> _GIVEN INSTRUCTION_: Find every line with the word "variation" and give their count, nothing else.

★ ★ ★ ★ ★ ★ ★

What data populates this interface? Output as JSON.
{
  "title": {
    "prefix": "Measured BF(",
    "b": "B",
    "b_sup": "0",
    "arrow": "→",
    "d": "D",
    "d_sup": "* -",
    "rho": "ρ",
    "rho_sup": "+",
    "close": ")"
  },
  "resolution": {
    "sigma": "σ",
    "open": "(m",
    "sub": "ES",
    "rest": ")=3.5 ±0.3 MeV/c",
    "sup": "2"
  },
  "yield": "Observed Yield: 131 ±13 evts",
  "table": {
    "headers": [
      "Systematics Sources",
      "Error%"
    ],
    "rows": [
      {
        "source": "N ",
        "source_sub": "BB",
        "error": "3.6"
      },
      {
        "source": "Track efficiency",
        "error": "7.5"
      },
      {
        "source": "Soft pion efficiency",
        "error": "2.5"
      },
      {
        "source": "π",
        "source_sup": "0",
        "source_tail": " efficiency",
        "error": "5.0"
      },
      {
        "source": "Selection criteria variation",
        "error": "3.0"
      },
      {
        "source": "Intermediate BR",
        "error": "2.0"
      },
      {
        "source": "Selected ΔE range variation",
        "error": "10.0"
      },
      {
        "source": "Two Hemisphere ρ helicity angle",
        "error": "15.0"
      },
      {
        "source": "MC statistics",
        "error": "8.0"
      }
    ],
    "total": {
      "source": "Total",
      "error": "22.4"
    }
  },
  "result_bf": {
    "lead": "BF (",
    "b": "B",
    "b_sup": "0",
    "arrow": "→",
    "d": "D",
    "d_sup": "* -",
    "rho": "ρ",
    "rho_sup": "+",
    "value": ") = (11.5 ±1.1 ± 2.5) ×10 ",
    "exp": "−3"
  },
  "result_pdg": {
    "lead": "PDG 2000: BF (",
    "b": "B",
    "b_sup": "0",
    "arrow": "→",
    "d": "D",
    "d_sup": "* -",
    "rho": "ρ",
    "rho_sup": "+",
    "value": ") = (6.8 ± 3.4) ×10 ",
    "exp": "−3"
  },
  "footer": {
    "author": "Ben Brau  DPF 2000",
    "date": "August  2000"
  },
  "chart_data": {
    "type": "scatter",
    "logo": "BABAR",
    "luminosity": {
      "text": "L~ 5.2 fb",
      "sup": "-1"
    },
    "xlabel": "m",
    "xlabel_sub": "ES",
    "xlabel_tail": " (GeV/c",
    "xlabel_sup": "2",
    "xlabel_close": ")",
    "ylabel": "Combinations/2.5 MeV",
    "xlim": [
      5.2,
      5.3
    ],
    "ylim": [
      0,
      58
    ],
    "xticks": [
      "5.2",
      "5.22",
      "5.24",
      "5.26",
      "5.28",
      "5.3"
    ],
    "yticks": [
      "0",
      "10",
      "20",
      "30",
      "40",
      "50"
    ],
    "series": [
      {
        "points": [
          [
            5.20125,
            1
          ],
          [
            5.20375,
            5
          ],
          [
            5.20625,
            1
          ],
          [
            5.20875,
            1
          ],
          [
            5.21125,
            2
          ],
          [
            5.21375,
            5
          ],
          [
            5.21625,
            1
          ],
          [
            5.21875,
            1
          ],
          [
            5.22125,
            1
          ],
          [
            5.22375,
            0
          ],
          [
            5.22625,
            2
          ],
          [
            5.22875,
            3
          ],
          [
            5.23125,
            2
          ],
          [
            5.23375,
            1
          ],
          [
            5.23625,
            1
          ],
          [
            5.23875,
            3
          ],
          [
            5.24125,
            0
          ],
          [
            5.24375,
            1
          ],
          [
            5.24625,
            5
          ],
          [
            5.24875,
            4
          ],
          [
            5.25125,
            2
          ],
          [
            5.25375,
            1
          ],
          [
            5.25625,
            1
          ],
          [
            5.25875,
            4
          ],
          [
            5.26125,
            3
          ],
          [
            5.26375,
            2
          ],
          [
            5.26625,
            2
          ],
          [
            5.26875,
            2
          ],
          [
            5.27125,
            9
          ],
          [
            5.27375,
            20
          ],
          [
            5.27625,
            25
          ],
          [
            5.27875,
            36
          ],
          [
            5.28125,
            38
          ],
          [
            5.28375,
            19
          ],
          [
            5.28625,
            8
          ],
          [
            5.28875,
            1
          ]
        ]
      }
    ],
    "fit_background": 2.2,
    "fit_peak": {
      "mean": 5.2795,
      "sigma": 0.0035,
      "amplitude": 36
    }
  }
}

★ ★ ★ ★ ★ ★ ★

> _EXERCISE RESULT_: 2